OBJECTIVE
What follows is a listing; restate every line of it word for word.

Extracted data entries
◆ ◆ ◆ ◆ ◆ ◆ ◆

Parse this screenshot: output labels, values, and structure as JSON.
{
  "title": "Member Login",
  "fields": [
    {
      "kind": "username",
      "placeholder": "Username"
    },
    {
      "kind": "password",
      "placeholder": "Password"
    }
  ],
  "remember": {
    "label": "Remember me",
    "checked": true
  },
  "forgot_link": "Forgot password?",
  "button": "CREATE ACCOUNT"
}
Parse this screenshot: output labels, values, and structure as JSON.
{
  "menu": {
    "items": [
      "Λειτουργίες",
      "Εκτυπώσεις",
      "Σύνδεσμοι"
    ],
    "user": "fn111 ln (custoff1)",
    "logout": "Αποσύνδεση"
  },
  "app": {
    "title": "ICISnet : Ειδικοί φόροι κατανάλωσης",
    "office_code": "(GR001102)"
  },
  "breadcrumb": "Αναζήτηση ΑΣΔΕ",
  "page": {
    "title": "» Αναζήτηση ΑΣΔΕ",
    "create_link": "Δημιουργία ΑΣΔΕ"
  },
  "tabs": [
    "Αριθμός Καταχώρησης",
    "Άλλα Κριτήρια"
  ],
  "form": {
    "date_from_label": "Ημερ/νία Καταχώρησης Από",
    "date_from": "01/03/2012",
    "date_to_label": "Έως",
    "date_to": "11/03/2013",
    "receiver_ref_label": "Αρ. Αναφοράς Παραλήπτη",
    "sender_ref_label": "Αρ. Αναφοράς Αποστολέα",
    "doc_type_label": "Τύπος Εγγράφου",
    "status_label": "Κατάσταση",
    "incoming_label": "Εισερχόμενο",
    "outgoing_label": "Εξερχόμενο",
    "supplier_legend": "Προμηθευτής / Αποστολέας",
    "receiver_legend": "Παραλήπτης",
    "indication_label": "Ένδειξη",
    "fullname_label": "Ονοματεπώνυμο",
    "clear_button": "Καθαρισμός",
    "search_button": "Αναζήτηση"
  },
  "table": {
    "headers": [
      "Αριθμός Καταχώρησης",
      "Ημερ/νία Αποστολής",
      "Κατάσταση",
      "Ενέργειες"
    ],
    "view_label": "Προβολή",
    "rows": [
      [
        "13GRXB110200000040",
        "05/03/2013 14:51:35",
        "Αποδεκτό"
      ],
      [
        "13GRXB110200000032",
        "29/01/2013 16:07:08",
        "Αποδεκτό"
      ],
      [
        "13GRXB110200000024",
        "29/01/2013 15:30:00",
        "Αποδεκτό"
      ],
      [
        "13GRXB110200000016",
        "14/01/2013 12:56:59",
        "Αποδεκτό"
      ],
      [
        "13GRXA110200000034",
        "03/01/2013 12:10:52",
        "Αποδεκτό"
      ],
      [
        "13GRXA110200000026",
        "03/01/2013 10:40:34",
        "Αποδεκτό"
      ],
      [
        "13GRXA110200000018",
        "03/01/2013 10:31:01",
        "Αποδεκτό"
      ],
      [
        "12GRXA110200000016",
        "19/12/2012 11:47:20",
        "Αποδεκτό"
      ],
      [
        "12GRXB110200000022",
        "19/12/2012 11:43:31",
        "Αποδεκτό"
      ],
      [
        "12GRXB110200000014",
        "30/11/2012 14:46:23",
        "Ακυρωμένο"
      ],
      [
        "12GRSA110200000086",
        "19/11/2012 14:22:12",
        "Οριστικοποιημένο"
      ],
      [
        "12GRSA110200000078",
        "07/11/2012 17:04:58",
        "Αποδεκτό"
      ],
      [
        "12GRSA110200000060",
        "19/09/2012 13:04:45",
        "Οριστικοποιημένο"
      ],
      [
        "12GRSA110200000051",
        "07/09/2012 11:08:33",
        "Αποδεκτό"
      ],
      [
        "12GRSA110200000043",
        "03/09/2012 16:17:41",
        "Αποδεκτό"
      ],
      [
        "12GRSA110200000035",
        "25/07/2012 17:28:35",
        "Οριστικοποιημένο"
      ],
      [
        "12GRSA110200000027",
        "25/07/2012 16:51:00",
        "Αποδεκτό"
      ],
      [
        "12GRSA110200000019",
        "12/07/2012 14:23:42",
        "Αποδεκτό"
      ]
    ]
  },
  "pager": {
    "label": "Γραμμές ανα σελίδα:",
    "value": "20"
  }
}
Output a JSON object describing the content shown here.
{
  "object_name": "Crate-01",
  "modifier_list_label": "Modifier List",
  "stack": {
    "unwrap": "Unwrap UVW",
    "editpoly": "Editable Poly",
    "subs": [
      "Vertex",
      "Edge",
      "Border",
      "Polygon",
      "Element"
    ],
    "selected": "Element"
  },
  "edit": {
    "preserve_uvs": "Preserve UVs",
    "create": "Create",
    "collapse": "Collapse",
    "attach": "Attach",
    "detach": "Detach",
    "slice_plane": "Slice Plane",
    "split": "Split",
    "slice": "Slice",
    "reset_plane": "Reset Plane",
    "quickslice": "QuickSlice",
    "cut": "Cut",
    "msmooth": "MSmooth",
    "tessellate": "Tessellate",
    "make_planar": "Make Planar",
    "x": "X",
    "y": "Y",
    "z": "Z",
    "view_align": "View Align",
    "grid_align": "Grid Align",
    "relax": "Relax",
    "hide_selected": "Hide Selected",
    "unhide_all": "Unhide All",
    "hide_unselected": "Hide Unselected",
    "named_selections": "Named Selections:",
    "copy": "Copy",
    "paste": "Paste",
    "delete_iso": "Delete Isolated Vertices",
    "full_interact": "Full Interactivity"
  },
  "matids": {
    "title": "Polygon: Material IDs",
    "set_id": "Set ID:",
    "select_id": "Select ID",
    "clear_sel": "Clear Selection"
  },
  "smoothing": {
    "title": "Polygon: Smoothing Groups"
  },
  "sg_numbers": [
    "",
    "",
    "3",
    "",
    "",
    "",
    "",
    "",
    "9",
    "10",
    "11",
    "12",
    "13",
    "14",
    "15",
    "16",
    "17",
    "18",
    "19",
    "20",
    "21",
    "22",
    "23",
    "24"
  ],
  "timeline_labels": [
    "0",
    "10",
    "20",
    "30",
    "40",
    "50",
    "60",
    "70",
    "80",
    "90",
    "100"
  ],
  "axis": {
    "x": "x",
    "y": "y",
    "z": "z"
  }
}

◆ ◆ ◆ ◆ ◆ ◆ ◆

RESPONSE
Parse this screenshot: output labels, values, and structure as JSON.
{
  "title": "Member Login",
  "fields": [
    {
      "kind": "username",
      "placeholder": "Username"
    },
    {
      "kind": "password",
      "placeholder": "Password"
    }
  ],
  "remember": {
    "label": "Remember me",
    "checked": true
  },
  "forgot_link": "Forgot password?",
  "button": "CREATE ACCOUNT"
}
Parse this screenshot: output labels, values, and structure as JSON.
{
  "menu": {
    "items": [
      "Λειτουργίες",
      "Εκτυπώσεις",
      "Σύνδεσμοι"
    ],
    "user": "fn111 ln (custoff1)",
    "logout": "Αποσύνδεση"
  },
  "app": {
    "title": "ICISnet : Ειδικοί φόροι κατανάλωσης",
    "office_code": "(GR001102)"
  },
  "breadcrumb": "Αναζήτηση ΑΣΔΕ",
  "page": {
    "title": "» Αναζήτηση ΑΣΔΕ",
    "create_link": "Δημιουργία ΑΣΔΕ"
  },
  "tabs": [
    "Αριθμός Καταχώρησης",
    "Άλλα Κριτήρια"
  ],
  "form": {
    "date_from_label": "Ημερ/νία Καταχώρησης Από",
    "date_from": "01/03/2012",
    "date_to_label": "Έως",
    "date_to": "11/03/2013",
    "receiver_ref_label": "Αρ. Αναφοράς Παραλήπτη",
    "sender_ref_label": "Αρ. Αναφοράς Αποστολέα",
    "doc_type_label": "Τύπος Εγγράφου",
    "status_label": "Κατάσταση",
    "incoming_label": "Εισερχόμενο",
    "outgoing_label": "Εξερχόμενο",
    "supplier_legend": "Προμηθευτής / Αποστολέας",
    "receiver_legend": "Παραλήπτης",
    "indication_label": "Ένδειξη",
    "fullname_label": "Ονοματεπώνυμο",
    "clear_button": "Καθαρισμός",
    "search_button": "Αναζήτηση"
  },
  "table": {
    "headers": [
      "Αριθμός Καταχώρησης",
      "Ημερ/νία Αποστολής",
      "Κατάσταση",
      "Ενέργειες"
    ],
    "view_label": "Προβολή",
    "rows": [
      [
        "13GRXB110200000040",
        "05/03/2013 14:51:35",
        "Αποδεκτό"
      ],
      [
        "13GRXB110200000032",
        "29/01/2013 16:07:08",
        "Αποδεκτό"
      ],
      [
        "13GRXB110200000024",
        "29/01/2013 15:30:00",
        "Αποδεκτό"
      ],
      [
        "13GRXB110200000016",
        "14/01/2013 12:56:59",
        "Αποδεκτό"
      ],
      [
        "13GRXA110200000034",
        "03/01/2013 12:10:52",
        "Αποδεκτό"
      ],
      [
        "13GRXA110200000026",
        "03/01/2013 10:40:34",
        "Αποδεκτό"
      ],
      [
        "13GRXA110200000018",
        "03/01/2013 10:31:01",
        "Αποδεκτό"
      ],
      [
        "12GRXA110200000016",
        "19/12/2012 11:47:20",
        "Αποδεκτό"
      ],
      [
        "12GRXB110200000022",
        "19/12/2012 11:43:31",
        "Αποδεκτό"
      ],
      [
        "12GRXB110200000014",
        "30/11/2012 14:46:23",
        "Ακυρωμένο"
      ],
      [
        "12GRSA110200000086",
        "19/11/2012 14:22:12",
        "Οριστικοποιημένο"
      ],
      [
        "12GRSA110200000078",
        "07/11/2012 17:04:58",
        "Αποδεκτό"
      ],
      [
        "12GRSA110200000060",
        "19/09/2012 13:04:45",
        "Οριστικοποιημένο"
      ],
      [
        "12GRSA110200000051",
        "07/09/2012 11:08:33",
        "Αποδεκτό"
      ],
      [
        "12GRSA110200000043",
        "03/09/2012 16:17:41",
        "Αποδεκτό"
      ],
      [
        "12GRSA110200000035",
        "25/07/2012 17:28:35",
        "Οριστικοποιημένο"
      ],
      [
        "12GRSA110200000027",
        "25/07/2012 16:51:00",
        "Αποδεκτό"
      ],
      [
        "12GRSA110200000019",
        "12/07/2012 14:23:42",
        "Αποδεκτό"
      ]
    ]
  },
  "pager": {
    "label": "Γραμμές ανα σελίδα:",
    "value": "20"
  }
}
Output a JSON object describing the content shown here.
{
  "object_name": "Crate-01",
  "modifier_list_label": "Modifier List",
  "stack": {
    "unwrap": "Unwrap UVW",
    "editpoly": "Editable Poly",
    "subs": [
      "Vertex",
      "Edge",
      "Border",
      "Polygon",
      "Element"
    ],
    "selected": "Element"
  },
  "edit": {
    "preserve_uvs": "Preserve UVs",
    "create": "Create",
    "collapse": "Collapse",
    "attach": "Attach",
    "detach": "Detach",
    "slice_plane": "Slice Plane",
    "split": "Split",
    "slice": "Slice",
    "reset_plane": "Reset Plane",
    "quickslice": "QuickSlice",
    "cut": "Cut",
    "msmooth": "MSmooth",
    "tessellate": "Tessellate",
    "make_planar": "Make Planar",
    "x": "X",
    "y": "Y",
    "z": "Z",
    "view_align": "View Align",
    "grid_align": "Grid Align",
    "relax": "Relax",
    "hide_selected": "Hide Selected",
    "unhide_all": "Unhide All",
    "hide_unselected": "Hide Unselected",
    "named_selections": "Named Selections:",
    "copy": "Copy",
    "paste": "Paste",
    "delete_iso": "Delete Isolated Vertices",
    "full_interact": "Full Interactivity"
  },
  "matids": {
    "title": "Polygon: Material IDs",
    "set_id": "Set ID:",
    "select_id": "Select ID",
    "clear_sel": "Clear Selection"
  },
  "smoothing": {
    "title": "Polygon: Smoothing Groups"
  },
  "sg_numbers": [
    "",
    "",
    "3",
    "",
    "",
    "",
    "",
    "",
    "9",
    "10",
    "11",
    "12",
    "13",
    "14",
    "15",
    "16",
    "17",
    "18",
    "19",
    "20",
    "21",
    "22",
    "23",
    "24"
  ],
  "timeline_labels": [
    "0",
    "10",
    "20",
    "30",
    "40",
    "50",
    "60",
    "70",
    "80",
    "90",
    "100"
  ],
  "axis": {
    "x": "x",
    "y": "y",
    "z": "z"
  }
}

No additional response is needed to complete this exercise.